**What to work on**:
Write out the whole listing again, exactly as given.

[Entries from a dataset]
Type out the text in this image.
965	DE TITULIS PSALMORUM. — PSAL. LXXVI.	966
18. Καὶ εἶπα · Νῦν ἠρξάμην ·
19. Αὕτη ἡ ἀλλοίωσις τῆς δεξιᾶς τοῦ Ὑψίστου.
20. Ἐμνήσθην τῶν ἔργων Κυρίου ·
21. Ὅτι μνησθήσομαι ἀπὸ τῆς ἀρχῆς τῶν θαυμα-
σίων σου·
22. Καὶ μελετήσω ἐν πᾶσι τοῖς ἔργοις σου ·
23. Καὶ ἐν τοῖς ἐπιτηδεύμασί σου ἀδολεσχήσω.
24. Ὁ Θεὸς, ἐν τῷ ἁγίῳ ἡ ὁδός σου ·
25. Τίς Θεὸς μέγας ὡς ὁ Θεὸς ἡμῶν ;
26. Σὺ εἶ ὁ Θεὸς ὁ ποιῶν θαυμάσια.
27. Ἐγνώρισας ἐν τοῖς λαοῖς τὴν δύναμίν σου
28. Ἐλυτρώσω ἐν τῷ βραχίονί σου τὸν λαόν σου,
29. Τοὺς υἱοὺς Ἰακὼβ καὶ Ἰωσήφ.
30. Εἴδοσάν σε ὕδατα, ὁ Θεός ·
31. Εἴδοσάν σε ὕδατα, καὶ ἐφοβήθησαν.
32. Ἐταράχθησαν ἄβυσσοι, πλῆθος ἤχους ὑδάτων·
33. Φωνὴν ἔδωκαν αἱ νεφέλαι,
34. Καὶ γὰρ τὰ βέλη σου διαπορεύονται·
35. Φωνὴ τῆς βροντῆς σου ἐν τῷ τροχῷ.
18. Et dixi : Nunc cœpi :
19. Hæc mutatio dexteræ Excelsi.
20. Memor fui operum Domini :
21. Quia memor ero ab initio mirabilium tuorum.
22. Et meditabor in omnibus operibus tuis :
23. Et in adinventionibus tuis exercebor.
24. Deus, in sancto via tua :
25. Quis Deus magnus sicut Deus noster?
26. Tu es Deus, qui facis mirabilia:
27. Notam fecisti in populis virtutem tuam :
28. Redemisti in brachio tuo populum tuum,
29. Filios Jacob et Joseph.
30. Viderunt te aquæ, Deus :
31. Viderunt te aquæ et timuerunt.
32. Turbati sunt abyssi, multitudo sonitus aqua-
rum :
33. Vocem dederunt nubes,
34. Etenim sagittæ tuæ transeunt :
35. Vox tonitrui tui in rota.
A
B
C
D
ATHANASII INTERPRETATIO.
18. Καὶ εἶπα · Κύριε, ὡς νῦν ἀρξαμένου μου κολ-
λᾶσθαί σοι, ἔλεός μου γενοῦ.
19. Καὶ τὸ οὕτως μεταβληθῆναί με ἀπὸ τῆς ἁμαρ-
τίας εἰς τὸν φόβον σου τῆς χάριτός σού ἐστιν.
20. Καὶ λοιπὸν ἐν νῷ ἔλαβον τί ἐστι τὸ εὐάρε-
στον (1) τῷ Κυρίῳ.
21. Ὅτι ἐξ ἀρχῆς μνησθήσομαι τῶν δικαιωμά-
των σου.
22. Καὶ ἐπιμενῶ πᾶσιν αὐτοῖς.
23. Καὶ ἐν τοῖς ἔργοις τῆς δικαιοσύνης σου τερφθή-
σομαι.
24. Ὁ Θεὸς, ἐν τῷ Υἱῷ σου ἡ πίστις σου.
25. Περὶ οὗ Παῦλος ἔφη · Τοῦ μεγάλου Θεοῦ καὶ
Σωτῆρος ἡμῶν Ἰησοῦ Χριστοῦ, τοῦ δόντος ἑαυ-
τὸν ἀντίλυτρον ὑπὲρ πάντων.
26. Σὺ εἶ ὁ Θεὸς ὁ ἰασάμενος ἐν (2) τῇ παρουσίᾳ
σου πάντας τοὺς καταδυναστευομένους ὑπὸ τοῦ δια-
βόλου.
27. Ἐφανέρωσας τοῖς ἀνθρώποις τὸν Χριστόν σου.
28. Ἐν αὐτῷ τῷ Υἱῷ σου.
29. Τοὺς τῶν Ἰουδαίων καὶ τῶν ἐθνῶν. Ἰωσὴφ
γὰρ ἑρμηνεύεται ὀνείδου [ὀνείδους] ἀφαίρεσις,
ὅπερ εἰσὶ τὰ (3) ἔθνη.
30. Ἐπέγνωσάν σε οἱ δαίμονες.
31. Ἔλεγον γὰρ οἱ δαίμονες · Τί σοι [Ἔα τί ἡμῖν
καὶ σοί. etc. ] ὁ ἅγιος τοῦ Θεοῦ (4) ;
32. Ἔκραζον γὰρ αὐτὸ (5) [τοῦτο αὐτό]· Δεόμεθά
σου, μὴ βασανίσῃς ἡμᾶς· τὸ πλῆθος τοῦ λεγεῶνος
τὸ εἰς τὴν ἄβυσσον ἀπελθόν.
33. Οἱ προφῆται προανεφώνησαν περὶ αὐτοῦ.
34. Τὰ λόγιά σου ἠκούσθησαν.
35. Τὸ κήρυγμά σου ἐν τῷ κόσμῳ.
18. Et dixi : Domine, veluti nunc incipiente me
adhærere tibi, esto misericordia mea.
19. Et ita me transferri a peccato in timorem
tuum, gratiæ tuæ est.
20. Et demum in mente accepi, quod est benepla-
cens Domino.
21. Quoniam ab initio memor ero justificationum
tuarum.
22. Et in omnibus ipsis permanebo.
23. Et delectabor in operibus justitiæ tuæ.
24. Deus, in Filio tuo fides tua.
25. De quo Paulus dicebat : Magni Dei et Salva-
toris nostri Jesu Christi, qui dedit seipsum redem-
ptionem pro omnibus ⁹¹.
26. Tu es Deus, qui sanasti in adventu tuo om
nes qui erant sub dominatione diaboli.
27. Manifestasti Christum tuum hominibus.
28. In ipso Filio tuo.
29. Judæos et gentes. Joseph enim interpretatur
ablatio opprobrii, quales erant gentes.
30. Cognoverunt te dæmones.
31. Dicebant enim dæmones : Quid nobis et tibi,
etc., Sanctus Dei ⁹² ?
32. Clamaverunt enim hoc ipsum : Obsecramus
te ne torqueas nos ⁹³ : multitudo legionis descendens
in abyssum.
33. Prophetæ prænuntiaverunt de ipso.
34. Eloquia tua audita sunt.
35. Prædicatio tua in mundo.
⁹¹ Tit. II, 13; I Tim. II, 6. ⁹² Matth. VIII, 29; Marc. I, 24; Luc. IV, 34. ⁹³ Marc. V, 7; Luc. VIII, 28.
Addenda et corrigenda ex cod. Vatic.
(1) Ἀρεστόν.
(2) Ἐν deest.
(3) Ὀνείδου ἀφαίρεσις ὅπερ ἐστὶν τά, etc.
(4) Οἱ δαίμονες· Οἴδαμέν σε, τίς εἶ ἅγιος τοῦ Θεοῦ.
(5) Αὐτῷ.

**Result of this exercise**:
Type out the text in this image.
965	DE TITULIS PSALMORUM. — PSAL. LXXVI.	966
18. Καὶ εἶπα · Νῦν ἠρξάμην ·
19. Αὕτη ἡ ἀλλοίωσις τῆς δεξιᾶς τοῦ Ὑψίστου.
20. Ἐμνήσθην τῶν ἔργων Κυρίου ·
21. Ὅτι μνησθήσομαι ἀπὸ τῆς ἀρχῆς τῶν θαυμα-
σίων σου·
22. Καὶ μελετήσω ἐν πᾶσι τοῖς ἔργοις σου ·
23. Καὶ ἐν τοῖς ἐπιτηδεύμασί σου ἀδολεσχήσω.
24. Ὁ Θεὸς, ἐν τῷ ἁγίῳ ἡ ὁδός σου ·
25. Τίς Θεὸς μέγας ὡς ὁ Θεὸς ἡμῶν ;
26. Σὺ εἶ ὁ Θεὸς ὁ ποιῶν θαυμάσια.
27. Ἐγνώρισας ἐν τοῖς λαοῖς τὴν δύναμίν σου
28. Ἐλυτρώσω ἐν τῷ βραχίονί σου τὸν λαόν σου,
29. Τοὺς υἱοὺς Ἰακὼβ καὶ Ἰωσήφ.
30. Εἴδοσάν σε ὕδατα, ὁ Θεός ·
31. Εἴδοσάν σε ὕδατα, καὶ ἐφοβήθησαν.
32. Ἐταράχθησαν ἄβυσσοι, πλῆθος ἤχους ὑδάτων·
33. Φωνὴν ἔδωκαν αἱ νεφέλαι,
34. Καὶ γὰρ τὰ βέλη σου διαπορεύονται·
35. Φωνὴ τῆς βροντῆς σου ἐν τῷ τροχῷ.
18. Et dixi : Nunc cœpi :
19. Hæc mutatio dexteræ Excelsi.
20. Memor fui operum Domini :
21. Quia memor ero ab initio mirabilium tuorum.
22. Et meditabor in omnibus operibus tuis :
23. Et in adinventionibus tuis exercebor.
24. Deus, in sancto via tua :
25. Quis Deus magnus sicut Deus noster?
26. Tu es Deus, qui facis mirabilia:
27. Notam fecisti in populis virtutem tuam :
28. Redemisti in brachio tuo populum tuum,
29. Filios Jacob et Joseph.
30. Viderunt te aquæ, Deus :
31. Viderunt te aquæ et timuerunt.
32. Turbati sunt abyssi, multitudo sonitus aqua-
rum :
33. Vocem dederunt nubes,
34. Etenim sagittæ tuæ transeunt :
35. Vox tonitrui tui in rota.
A
B
C
D
ATHANASII INTERPRETATIO.
18. Καὶ εἶπα · Κύριε, ὡς νῦν ἀρξαμένου μου κολ-
λᾶσθαί σοι, ἔλεός μου γενοῦ.
19. Καὶ τὸ οὕτως μεταβληθῆναί με ἀπὸ τῆς ἁμαρ-
τίας εἰς τὸν φόβον σου τῆς χάριτός σού ἐστιν.
20. Καὶ λοιπὸν ἐν νῷ ἔλαβον τί ἐστι τὸ εὐάρε-
στον (1) τῷ Κυρίῳ.
21. Ὅτι ἐξ ἀρχῆς μνησθήσομαι τῶν δικαιωμά-
των σου.
22. Καὶ ἐπιμενῶ πᾶσιν αὐτοῖς.
23. Καὶ ἐν τοῖς ἔργοις τῆς δικαιοσύνης σου τερφθή-
σομαι.
24. Ὁ Θεὸς, ἐν τῷ Υἱῷ σου ἡ πίστις σου.
25. Περὶ οὗ Παῦλος ἔφη · Τοῦ μεγάλου Θεοῦ καὶ
Σωτῆρος ἡμῶν Ἰησοῦ Χριστοῦ, τοῦ δόντος ἑαυ-
τὸν ἀντίλυτρον ὑπὲρ πάντων.
26. Σὺ εἶ ὁ Θεὸς ὁ ἰασάμενος ἐν (2) τῇ παρουσίᾳ
σου πάντας τοὺς καταδυναστευομένους ὑπὸ τοῦ δια-
βόλου.
27. Ἐφανέρωσας τοῖς ἀνθρώποις τὸν Χριστόν σου.
28. Ἐν αὐτῷ τῷ Υἱῷ σου.
29. Τοὺς τῶν Ἰουδαίων καὶ τῶν ἐθνῶν. Ἰωσὴφ
γὰρ ἑρμηνεύεται ὀνείδου [ὀνείδους] ἀφαίρεσις,
ὅπερ εἰσὶ τὰ (3) ἔθνη.
30. Ἐπέγνωσάν σε οἱ δαίμονες.
31. Ἔλεγον γὰρ οἱ δαίμονες · Τί σοι [Ἔα τί ἡμῖν
καὶ σοί. etc. ] ὁ ἅγιος τοῦ Θεοῦ (4) ;
32. Ἔκραζον γὰρ αὐτὸ (5) [τοῦτο αὐτό]· Δεόμεθά
σου, μὴ βασανίσῃς ἡμᾶς· τὸ πλῆθος τοῦ λεγεῶνος
τὸ εἰς τὴν ἄβυσσον ἀπελθόν.
33. Οἱ προφῆται προανεφώνησαν περὶ αὐτοῦ.
34. Τὰ λόγιά σου ἠκούσθησαν.
35. Τὸ κήρυγμά σου ἐν τῷ κόσμῳ.
18. Et dixi : Domine, veluti nunc incipiente me
adhærere tibi, esto misericordia mea.
19. Et ita me transferri a peccato in timorem
tuum, gratiæ tuæ est.
20. Et demum in mente accepi, quod est benepla-
cens Domino.
21. Quoniam ab initio memor ero justificationum
tuarum.
22. Et in omnibus ipsis permanebo.
23. Et delectabor in operibus justitiæ tuæ.
24. Deus, in Filio tuo fides tua.
25. De quo Paulus dicebat : Magni Dei et Salva-
toris nostri Jesu Christi, qui dedit seipsum redem-
ptionem pro omnibus ⁹¹.
26. Tu es Deus, qui sanasti in adventu tuo om
nes qui erant sub dominatione diaboli.
27. Manifestasti Christum tuum hominibus.
28. In ipso Filio tuo.
29. Judæos et gentes. Joseph enim interpretatur
ablatio opprobrii, quales erant gentes.
30. Cognoverunt te dæmones.
31. Dicebant enim dæmones : Quid nobis et tibi,
etc., Sanctus Dei ⁹² ?
32. Clamaverunt enim hoc ipsum : Obsecramus
te ne torqueas nos ⁹³ : multitudo legionis descendens
in abyssum.
33. Prophetæ prænuntiaverunt de ipso.
34. Eloquia tua audita sunt.
35. Prædicatio tua in mundo.
⁹¹ Tit. II, 13; I Tim. II, 6. ⁹² Matth. VIII, 29; Marc. I, 24; Luc. IV, 34. ⁹³ Marc. V, 7; Luc. VIII, 28.
Addenda et corrigenda ex cod. Vatic.
(1) Ἀρεστόν.
(2) Ἐν deest.
(3) Ὀνείδου ἀφαίρεσις ὅπερ ἐστὶν τά, etc.
(4) Οἱ δαίμονες· Οἴδαμέν σε, τίς εἶ ἅγιος τοῦ Θεοῦ.
(5) Αὐτῷ.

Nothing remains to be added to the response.